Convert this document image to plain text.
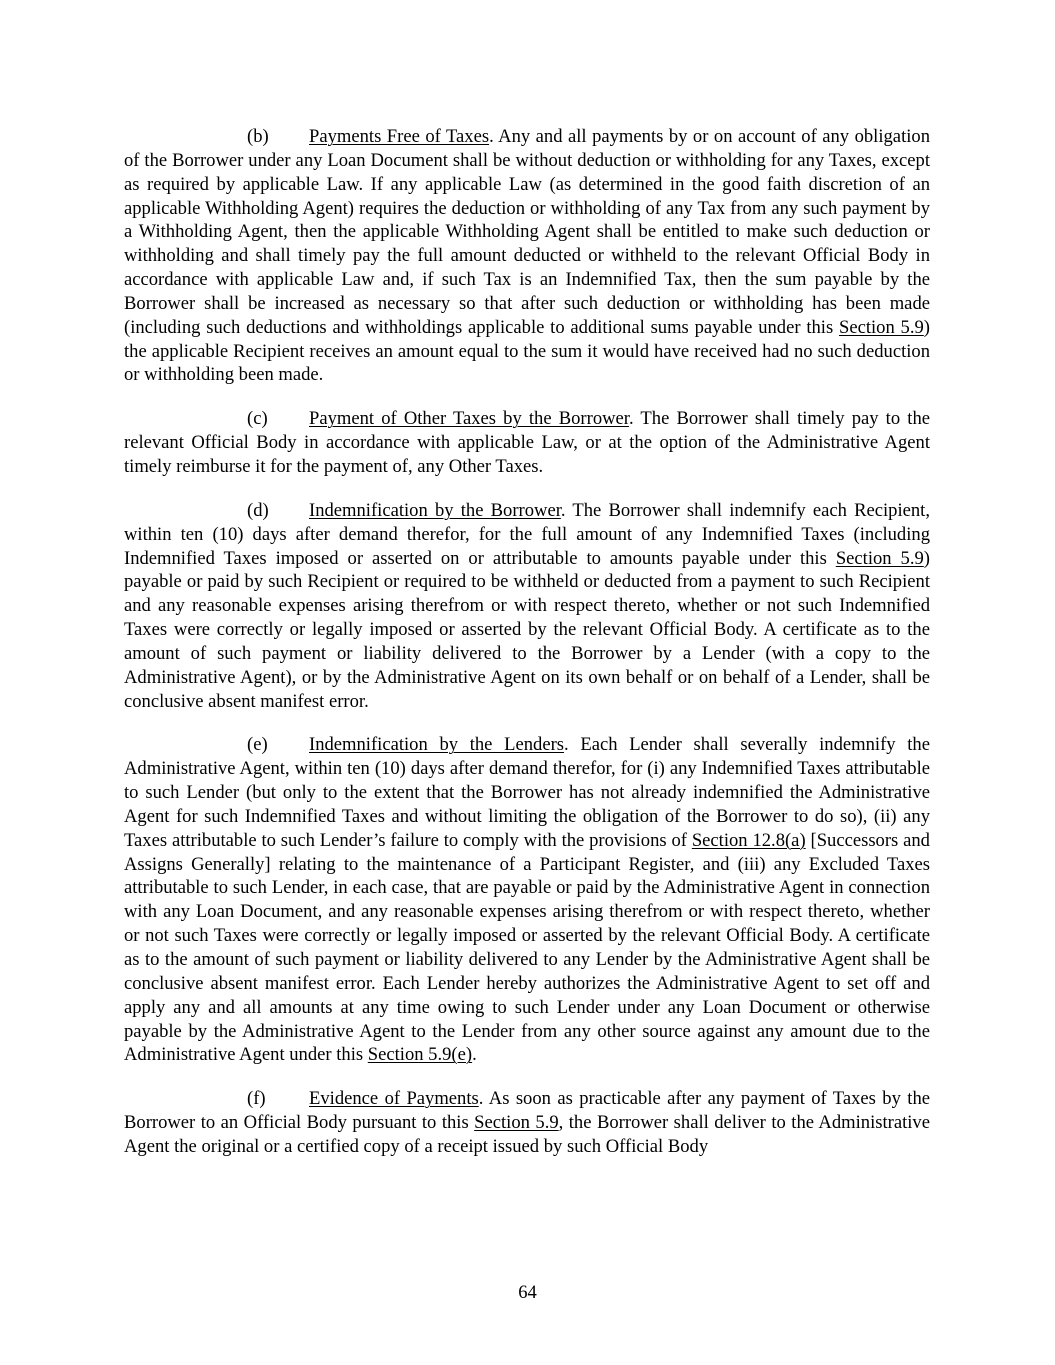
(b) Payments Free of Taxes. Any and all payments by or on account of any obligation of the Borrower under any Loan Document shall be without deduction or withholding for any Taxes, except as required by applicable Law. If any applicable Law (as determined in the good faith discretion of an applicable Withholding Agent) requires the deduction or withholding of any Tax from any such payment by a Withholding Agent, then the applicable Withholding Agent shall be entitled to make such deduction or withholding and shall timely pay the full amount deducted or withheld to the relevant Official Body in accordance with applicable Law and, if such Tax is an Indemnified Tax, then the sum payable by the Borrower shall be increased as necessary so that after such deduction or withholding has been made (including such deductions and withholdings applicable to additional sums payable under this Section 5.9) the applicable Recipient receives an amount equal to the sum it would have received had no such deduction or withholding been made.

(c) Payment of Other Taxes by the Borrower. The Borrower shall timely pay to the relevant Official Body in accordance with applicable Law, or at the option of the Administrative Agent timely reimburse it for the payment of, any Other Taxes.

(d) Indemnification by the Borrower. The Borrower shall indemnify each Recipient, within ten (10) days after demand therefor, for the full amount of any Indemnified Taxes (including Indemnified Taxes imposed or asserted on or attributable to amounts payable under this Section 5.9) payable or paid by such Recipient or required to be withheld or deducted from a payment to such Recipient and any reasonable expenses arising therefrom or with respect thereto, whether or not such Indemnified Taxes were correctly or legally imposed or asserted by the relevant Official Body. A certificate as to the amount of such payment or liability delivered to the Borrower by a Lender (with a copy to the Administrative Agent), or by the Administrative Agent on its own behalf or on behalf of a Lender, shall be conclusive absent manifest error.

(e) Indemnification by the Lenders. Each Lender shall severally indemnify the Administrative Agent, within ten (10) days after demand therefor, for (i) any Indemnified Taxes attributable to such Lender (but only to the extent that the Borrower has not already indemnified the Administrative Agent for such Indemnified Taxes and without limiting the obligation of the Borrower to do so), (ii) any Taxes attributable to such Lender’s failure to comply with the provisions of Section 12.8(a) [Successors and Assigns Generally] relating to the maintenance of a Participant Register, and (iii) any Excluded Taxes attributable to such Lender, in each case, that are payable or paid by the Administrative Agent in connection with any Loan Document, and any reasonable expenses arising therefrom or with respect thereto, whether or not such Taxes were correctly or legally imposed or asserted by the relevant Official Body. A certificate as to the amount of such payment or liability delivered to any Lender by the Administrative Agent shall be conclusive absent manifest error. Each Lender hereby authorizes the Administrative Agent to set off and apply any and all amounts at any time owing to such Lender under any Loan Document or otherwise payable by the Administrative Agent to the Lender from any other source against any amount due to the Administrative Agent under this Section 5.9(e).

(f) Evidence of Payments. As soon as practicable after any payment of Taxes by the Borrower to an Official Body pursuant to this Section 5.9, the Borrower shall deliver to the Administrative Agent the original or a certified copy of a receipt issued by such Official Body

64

———

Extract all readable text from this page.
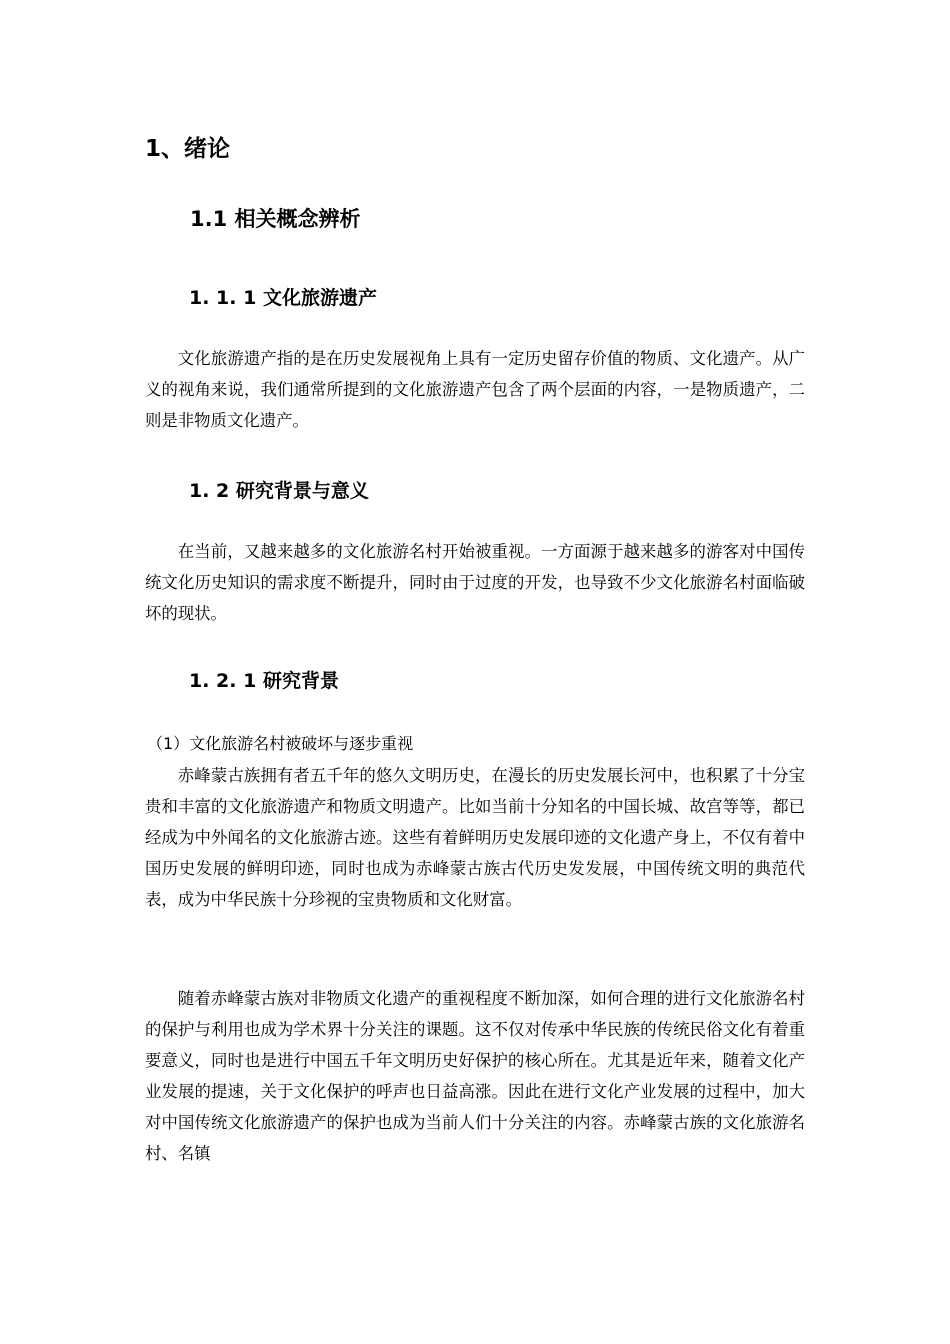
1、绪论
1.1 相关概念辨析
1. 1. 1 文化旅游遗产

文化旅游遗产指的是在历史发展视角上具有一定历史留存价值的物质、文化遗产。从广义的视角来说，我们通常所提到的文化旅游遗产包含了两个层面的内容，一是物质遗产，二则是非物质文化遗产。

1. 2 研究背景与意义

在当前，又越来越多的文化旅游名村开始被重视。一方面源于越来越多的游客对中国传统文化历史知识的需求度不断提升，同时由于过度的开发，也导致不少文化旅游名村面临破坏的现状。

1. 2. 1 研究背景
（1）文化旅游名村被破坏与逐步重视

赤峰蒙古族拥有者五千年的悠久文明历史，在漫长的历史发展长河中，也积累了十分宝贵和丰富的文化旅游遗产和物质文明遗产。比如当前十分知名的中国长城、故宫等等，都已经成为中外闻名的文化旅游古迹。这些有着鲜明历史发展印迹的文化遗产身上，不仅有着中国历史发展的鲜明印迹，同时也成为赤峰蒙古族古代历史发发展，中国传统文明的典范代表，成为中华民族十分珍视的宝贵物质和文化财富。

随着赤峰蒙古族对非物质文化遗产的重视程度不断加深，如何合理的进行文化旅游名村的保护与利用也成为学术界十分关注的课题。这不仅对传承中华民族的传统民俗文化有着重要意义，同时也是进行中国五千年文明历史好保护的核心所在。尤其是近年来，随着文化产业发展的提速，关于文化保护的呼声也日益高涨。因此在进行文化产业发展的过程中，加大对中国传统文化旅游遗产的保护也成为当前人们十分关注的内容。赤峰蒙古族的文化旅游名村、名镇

———

WHAT THE EXERCISE ASKS: Pull out the lines above in which the word "text" appears.

ANSWER TO THE PROBLEM:
Convert this document image to plain text.
Extract all readable text from this page.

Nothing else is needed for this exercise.